Scan the data below and pick out the lines containing the word "road".

## START

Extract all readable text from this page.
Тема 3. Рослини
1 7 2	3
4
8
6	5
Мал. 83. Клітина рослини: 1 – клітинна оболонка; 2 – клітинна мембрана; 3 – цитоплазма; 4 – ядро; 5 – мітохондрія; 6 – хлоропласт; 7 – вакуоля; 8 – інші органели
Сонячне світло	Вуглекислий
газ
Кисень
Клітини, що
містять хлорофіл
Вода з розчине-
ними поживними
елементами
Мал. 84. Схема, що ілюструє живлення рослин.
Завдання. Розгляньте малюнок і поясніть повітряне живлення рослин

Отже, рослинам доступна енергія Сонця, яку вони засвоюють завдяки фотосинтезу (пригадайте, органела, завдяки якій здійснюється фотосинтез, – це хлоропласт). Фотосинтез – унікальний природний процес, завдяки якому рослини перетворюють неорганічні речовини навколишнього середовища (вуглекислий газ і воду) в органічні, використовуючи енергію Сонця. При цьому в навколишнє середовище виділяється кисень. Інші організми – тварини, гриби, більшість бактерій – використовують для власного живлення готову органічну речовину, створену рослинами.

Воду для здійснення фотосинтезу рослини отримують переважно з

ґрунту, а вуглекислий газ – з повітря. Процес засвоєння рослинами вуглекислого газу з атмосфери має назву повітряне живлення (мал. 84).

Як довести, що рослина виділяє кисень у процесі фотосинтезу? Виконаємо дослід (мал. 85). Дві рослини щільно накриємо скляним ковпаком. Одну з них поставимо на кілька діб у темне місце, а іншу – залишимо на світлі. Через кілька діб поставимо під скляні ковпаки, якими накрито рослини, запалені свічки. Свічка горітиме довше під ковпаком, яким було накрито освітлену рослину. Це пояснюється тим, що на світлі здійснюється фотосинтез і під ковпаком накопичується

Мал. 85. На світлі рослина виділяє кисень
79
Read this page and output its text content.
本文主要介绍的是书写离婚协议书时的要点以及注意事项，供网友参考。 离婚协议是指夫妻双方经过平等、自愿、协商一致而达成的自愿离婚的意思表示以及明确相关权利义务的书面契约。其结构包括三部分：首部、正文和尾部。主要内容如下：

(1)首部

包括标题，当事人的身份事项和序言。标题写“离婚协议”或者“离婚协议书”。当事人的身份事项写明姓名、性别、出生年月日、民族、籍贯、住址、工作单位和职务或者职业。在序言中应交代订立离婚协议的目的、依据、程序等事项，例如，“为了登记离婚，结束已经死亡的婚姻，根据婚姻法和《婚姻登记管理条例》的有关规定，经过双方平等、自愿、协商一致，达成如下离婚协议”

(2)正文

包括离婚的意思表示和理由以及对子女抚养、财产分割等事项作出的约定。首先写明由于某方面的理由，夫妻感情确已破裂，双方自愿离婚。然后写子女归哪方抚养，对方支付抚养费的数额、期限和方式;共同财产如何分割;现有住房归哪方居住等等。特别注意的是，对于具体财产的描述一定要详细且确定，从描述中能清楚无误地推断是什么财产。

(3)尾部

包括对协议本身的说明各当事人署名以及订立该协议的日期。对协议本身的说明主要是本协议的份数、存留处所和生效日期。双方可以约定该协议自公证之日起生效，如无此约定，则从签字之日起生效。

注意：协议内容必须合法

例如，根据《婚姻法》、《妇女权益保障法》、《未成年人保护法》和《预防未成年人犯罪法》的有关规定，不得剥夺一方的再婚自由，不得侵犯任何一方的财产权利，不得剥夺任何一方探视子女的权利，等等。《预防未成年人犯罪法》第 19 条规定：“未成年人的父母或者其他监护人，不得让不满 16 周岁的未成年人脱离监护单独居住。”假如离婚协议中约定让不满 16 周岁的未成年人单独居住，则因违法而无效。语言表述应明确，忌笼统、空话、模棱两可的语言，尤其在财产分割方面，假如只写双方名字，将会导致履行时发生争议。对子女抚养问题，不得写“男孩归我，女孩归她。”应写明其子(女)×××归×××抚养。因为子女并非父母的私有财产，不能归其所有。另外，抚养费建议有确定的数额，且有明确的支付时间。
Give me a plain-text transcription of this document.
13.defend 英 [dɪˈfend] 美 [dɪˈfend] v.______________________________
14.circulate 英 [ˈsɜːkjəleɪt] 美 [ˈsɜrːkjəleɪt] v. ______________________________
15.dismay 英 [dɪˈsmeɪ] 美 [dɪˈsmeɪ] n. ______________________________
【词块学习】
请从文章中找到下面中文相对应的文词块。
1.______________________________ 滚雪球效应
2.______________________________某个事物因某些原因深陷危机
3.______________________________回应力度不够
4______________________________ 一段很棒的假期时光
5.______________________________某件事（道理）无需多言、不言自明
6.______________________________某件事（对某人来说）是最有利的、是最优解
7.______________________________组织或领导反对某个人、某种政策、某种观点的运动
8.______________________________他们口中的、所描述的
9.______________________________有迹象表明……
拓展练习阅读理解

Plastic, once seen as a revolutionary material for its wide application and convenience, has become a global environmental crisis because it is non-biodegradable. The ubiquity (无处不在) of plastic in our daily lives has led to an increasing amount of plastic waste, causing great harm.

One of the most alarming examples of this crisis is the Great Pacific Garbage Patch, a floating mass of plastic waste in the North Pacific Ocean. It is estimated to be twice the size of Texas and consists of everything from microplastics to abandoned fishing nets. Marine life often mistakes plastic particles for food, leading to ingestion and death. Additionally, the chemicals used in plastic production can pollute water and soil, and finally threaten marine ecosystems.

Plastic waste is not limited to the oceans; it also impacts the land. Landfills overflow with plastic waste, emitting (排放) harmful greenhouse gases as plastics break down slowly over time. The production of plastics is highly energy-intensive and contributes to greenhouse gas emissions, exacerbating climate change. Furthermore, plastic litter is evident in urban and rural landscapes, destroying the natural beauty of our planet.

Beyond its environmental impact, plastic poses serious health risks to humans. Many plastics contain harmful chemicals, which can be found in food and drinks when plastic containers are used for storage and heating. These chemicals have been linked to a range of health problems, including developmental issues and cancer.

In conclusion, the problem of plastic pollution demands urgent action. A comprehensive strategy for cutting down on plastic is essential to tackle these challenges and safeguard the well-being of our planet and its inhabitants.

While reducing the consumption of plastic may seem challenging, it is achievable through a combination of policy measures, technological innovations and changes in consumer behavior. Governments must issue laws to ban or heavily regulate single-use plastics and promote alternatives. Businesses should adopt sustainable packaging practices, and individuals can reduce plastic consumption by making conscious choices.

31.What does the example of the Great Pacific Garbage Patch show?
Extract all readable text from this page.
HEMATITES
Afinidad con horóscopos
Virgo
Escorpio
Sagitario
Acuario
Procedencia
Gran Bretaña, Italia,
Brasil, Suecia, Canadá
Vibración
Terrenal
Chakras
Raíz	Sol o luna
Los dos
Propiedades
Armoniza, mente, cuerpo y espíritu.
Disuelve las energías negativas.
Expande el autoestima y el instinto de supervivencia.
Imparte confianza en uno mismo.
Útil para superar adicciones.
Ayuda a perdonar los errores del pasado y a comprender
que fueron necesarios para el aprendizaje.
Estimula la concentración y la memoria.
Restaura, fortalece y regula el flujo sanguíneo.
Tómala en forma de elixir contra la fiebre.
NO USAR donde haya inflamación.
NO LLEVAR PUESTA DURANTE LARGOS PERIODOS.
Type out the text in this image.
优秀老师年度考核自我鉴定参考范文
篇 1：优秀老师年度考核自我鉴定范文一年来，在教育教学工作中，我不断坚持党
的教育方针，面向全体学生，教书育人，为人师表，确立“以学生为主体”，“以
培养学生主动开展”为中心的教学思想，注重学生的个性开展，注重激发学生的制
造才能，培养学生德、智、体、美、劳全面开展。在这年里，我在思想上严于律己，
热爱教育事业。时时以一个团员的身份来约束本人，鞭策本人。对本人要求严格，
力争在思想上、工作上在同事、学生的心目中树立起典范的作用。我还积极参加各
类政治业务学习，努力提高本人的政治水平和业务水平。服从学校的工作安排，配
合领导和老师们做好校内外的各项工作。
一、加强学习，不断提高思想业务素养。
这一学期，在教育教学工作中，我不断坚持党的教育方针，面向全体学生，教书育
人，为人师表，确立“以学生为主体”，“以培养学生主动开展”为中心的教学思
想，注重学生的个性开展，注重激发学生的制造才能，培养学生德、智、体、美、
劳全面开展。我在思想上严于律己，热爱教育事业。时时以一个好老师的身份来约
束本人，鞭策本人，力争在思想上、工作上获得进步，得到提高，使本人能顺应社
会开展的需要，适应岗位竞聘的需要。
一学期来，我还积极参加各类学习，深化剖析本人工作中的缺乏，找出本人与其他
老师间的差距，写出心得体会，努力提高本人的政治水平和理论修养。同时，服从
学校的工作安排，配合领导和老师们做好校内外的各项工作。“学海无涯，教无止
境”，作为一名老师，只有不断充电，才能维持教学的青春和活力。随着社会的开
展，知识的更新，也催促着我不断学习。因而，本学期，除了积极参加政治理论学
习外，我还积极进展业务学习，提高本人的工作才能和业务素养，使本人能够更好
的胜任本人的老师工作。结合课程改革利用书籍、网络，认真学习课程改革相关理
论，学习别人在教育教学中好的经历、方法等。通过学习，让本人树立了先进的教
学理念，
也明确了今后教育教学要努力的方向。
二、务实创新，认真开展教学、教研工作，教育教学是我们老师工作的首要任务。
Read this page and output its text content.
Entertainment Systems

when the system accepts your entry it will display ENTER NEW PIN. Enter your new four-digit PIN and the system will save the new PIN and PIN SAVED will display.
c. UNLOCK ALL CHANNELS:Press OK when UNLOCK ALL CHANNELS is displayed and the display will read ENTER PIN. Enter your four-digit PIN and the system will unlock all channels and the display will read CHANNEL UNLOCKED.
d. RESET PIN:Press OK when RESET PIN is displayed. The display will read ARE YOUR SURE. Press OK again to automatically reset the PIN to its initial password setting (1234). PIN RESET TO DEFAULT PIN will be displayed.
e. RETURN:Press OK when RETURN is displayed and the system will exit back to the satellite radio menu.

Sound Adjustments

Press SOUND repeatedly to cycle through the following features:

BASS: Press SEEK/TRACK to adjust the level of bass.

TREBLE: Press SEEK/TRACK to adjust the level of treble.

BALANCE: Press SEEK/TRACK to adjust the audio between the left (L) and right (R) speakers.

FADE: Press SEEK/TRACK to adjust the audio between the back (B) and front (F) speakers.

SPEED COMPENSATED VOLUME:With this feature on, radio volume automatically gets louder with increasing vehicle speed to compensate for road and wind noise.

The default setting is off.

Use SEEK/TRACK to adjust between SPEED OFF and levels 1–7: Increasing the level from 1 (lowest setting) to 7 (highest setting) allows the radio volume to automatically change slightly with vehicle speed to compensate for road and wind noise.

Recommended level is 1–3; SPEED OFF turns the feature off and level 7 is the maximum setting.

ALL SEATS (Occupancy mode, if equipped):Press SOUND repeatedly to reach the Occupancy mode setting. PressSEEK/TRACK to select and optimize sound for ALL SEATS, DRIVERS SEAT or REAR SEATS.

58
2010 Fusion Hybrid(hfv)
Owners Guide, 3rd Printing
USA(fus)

## END

Solution >>
SPEED COMPENSATED VOLUME:With this feature on, radio volume automatically gets louder with increasing vehicle speed to compensate for road and wind noise.
Use SEEK/TRACK to adjust between SPEED OFF and levels 1–7: Increasing the level from 1 (lowest setting) to 7 (highest setting) allows the radio volume to automatically change slightly with vehicle speed to compensate for road and wind noise.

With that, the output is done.